** start of Supplied records **

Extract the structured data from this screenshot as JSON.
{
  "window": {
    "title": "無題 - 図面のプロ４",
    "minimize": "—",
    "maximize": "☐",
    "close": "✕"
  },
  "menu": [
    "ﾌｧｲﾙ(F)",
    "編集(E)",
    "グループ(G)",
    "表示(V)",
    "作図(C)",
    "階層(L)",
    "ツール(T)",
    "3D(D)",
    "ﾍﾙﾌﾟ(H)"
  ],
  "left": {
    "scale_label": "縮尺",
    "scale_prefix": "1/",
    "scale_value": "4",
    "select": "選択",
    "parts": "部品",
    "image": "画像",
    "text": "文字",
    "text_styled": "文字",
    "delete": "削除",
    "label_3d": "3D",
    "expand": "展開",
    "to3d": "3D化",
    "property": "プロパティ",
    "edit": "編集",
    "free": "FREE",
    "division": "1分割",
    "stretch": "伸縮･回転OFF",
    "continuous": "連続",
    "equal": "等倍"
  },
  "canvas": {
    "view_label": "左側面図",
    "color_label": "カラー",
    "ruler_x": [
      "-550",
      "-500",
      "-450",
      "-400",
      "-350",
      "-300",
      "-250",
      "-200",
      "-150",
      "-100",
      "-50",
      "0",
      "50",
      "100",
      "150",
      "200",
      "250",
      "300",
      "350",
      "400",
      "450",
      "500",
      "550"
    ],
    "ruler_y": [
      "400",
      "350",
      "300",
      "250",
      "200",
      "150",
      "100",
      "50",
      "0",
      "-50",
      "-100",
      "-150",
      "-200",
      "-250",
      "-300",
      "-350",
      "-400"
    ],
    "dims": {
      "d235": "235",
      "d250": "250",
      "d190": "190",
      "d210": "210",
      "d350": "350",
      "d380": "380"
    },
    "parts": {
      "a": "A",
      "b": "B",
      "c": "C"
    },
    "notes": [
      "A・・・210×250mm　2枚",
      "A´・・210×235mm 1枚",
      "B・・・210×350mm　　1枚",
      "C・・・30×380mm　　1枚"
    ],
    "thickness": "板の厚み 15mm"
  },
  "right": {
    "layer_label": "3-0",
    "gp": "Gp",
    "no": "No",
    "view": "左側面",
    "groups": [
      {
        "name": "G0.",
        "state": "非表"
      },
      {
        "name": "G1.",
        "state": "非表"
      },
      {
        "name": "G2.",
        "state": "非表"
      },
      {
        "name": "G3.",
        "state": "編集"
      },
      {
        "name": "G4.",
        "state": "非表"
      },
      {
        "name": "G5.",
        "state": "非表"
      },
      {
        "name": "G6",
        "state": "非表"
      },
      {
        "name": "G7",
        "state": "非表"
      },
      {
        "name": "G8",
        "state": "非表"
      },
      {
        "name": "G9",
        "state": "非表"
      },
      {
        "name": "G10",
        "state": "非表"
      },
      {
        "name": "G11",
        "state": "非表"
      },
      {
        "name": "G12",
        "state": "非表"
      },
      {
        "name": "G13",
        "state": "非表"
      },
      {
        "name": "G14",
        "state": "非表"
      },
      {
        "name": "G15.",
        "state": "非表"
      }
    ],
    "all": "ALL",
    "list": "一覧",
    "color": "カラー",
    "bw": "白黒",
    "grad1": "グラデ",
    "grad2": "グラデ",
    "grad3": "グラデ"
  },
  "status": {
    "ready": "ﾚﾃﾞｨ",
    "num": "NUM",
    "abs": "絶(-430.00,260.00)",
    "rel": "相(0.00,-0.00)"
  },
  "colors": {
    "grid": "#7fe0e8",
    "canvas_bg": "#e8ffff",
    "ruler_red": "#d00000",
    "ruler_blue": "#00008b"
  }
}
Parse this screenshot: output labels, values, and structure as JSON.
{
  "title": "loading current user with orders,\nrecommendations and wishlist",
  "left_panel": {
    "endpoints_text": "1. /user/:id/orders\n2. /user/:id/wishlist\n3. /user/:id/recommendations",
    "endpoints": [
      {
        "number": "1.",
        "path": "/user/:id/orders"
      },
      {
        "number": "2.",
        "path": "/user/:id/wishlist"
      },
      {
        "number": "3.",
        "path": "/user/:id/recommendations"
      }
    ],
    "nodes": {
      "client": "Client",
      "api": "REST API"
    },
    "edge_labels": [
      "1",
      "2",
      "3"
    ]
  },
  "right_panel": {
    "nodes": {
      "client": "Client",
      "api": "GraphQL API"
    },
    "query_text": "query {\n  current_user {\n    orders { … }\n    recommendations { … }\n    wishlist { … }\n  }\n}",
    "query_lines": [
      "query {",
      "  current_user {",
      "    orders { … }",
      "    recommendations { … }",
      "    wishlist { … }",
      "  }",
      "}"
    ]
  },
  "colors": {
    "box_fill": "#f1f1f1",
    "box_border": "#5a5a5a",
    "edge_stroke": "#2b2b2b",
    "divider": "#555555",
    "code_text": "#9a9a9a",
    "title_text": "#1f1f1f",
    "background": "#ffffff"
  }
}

** end of Supplied records **

# [Task prompt]
Could you quote the material above in full, exactly as it stands?

# [Output]
Extract the structured data from this screenshot as JSON.
{
  "window": {
    "title": "無題 - 図面のプロ４",
    "minimize": "—",
    "maximize": "☐",
    "close": "✕"
  },
  "menu": [
    "ﾌｧｲﾙ(F)",
    "編集(E)",
    "グループ(G)",
    "表示(V)",
    "作図(C)",
    "階層(L)",
    "ツール(T)",
    "3D(D)",
    "ﾍﾙﾌﾟ(H)"
  ],
  "left": {
    "scale_label": "縮尺",
    "scale_prefix": "1/",
    "scale_value": "4",
    "select": "選択",
    "parts": "部品",
    "image": "画像",
    "text": "文字",
    "text_styled": "文字",
    "delete": "削除",
    "label_3d": "3D",
    "expand": "展開",
    "to3d": "3D化",
    "property": "プロパティ",
    "edit": "編集",
    "free": "FREE",
    "division": "1分割",
    "stretch": "伸縮･回転OFF",
    "continuous": "連続",
    "equal": "等倍"
  },
  "canvas": {
    "view_label": "左側面図",
    "color_label": "カラー",
    "ruler_x": [
      "-550",
      "-500",
      "-450",
      "-400",
      "-350",
      "-300",
      "-250",
      "-200",
      "-150",
      "-100",
      "-50",
      "0",
      "50",
      "100",
      "150",
      "200",
      "250",
      "300",
      "350",
      "400",
      "450",
      "500",
      "550"
    ],
    "ruler_y": [
      "400",
      "350",
      "300",
      "250",
      "200",
      "150",
      "100",
      "50",
      "0",
      "-50",
      "-100",
      "-150",
      "-200",
      "-250",
      "-300",
      "-350",
      "-400"
    ],
    "dims": {
      "d235": "235",
      "d250": "250",
      "d190": "190",
      "d210": "210",
      "d350": "350",
      "d380": "380"
    },
    "parts": {
      "a": "A",
      "b": "B",
      "c": "C"
    },
    "notes": [
      "A・・・210×250mm　2枚",
      "A´・・210×235mm 1枚",
      "B・・・210×350mm　　1枚",
      "C・・・30×380mm　　1枚"
    ],
    "thickness": "板の厚み 15mm"
  },
  "right": {
    "layer_label": "3-0",
    "gp": "Gp",
    "no": "No",
    "view": "左側面",
    "groups": [
      {
        "name": "G0.",
        "state": "非表"
      },
      {
        "name": "G1.",
        "state": "非表"
      },
      {
        "name": "G2.",
        "state": "非表"
      },
      {
        "name": "G3.",
        "state": "編集"
      },
      {
        "name": "G4.",
        "state": "非表"
      },
      {
        "name": "G5.",
        "state": "非表"
      },
      {
        "name": "G6",
        "state": "非表"
      },
      {
        "name": "G7",
        "state": "非表"
      },
      {
        "name": "G8",
        "state": "非表"
      },
      {
        "name": "G9",
        "state": "非表"
      },
      {
        "name": "G10",
        "state": "非表"
      },
      {
        "name": "G11",
        "state": "非表"
      },
      {
        "name": "G12",
        "state": "非表"
      },
      {
        "name": "G13",
        "state": "非表"
      },
      {
        "name": "G14",
        "state": "非表"
      },
      {
        "name": "G15.",
        "state": "非表"
      }
    ],
    "all": "ALL",
    "list": "一覧",
    "color": "カラー",
    "bw": "白黒",
    "grad1": "グラデ",
    "grad2": "グラデ",
    "grad3": "グラデ"
  },
  "status": {
    "ready": "ﾚﾃﾞｨ",
    "num": "NUM",
    "abs": "絶(-430.00,260.00)",
    "rel": "相(0.00,-0.00)"
  },
  "colors": {
    "grid": "#7fe0e8",
    "canvas_bg": "#e8ffff",
    "ruler_red": "#d00000",
    "ruler_blue": "#00008b"
  }
}
Parse this screenshot: output labels, values, and structure as JSON.
{
  "title": "loading current user with orders,\nrecommendations and wishlist",
  "left_panel": {
    "endpoints_text": "1. /user/:id/orders\n2. /user/:id/wishlist\n3. /user/:id/recommendations",
    "endpoints": [
      {
        "number": "1.",
        "path": "/user/:id/orders"
      },
      {
        "number": "2.",
        "path": "/user/:id/wishlist"
      },
      {
        "number": "3.",
        "path": "/user/:id/recommendations"
      }
    ],
    "nodes": {
      "client": "Client",
      "api": "REST API"
    },
    "edge_labels": [
      "1",
      "2",
      "3"
    ]
  },
  "right_panel": {
    "nodes": {
      "client": "Client",
      "api": "GraphQL API"
    },
    "query_text": "query {\n  current_user {\n    orders { … }\n    recommendations { … }\n    wishlist { … }\n  }\n}",
    "query_lines": [
      "query {",
      "  current_user {",
      "    orders { … }",
      "    recommendations { … }",
      "    wishlist { … }",
      "  }",
      "}"
    ]
  },
  "colors": {
    "box_fill": "#f1f1f1",
    "box_border": "#5a5a5a",
    "edge_stroke": "#2b2b2b",
    "divider": "#555555",
    "code_text": "#9a9a9a",
    "title_text": "#1f1f1f",
    "background": "#ffffff"
  }
}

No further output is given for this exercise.